◆ Work instructions
1) List every binomial coefficient that appears in the probability formula given in the thread on two random subsets sharing elements.
2) Extend the thread on the probability that two random subsets share elements, picking up right after its last sentence.

◆ Document text
- - - -

Let say I have $n$ elements $X = \{x_1, ..., x_n\}$ and that I have 2 random subsets $X_1 = \{x_1', ..., x_m'\} \subset \{x_1, ..., x_n\}$ and $X_2 = \{x_1', ..., x_p'\} \subset \{x_1, ..., x_n\}$ with $m < p$.
My question is: 'What is the probability that 2 elemnts of $X_1$ are also present in $X_2$.
It is a long time ago that I did such things. I know that I certainly need combinations (https://en.wikipedia.org/wiki/Combination) but I can get to the solution. Can anyone help me?
If it is exactly 2 elements, the probability is : $$\frac{\binom{n}{2}\binom{n-2}{m-2}\binom{n-m}{p-2}}{\binom{n}{p}\binom{n}{m}} $$
Since $\binom{n}{p}\binom{n}{m}$ is the number possibilities to make two sets of $p$ and $m$ elements out of a set of $n$ elements (since $\binom{n}{p}$ is the number of ways to get a set of $p$ elements out of a set of $n$ elements, and $\binom{n}{m}$ is the number of ways to get a set of $m$ elements out of a set of $n$ elements).

- - - -

◆ Available data
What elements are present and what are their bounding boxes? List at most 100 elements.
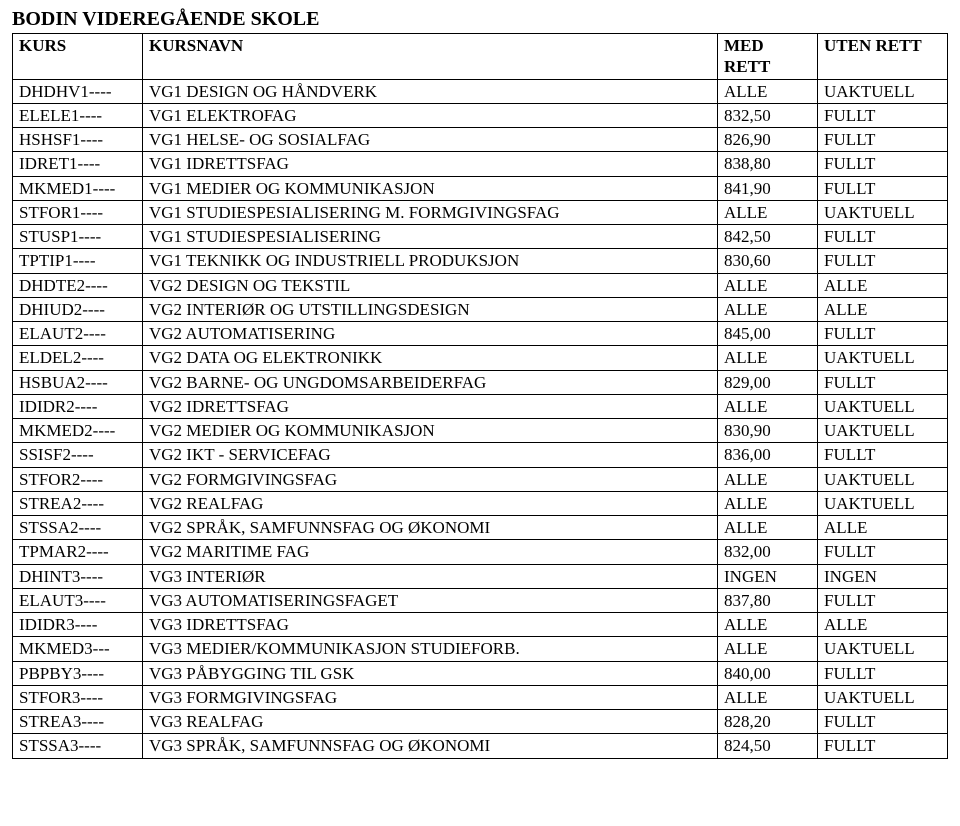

- - - -

◆ Results by task
1) $\binom{n}{2}$, $\binom{n-2}{m-2}$, $\binom{n-m}{p-2}$, $\binom{n}{p}$, $\binom{n}{m}$

2)
Then, I peak two elements that will be in both sets : $\binom{n}{2}$ possibilities ; for choosing the rest of the elements of the set of cardinal $m$ : $\binom{n-2}{m-2}$ possibilities and for choosing the rest of the elements of the set of cardinal $p$ (two are already chosen and I can't peak in the $m$ elements already chosen since I want EXACTLY 2 elements in common) : $\binom{n-m}{p-2}$ possibilities.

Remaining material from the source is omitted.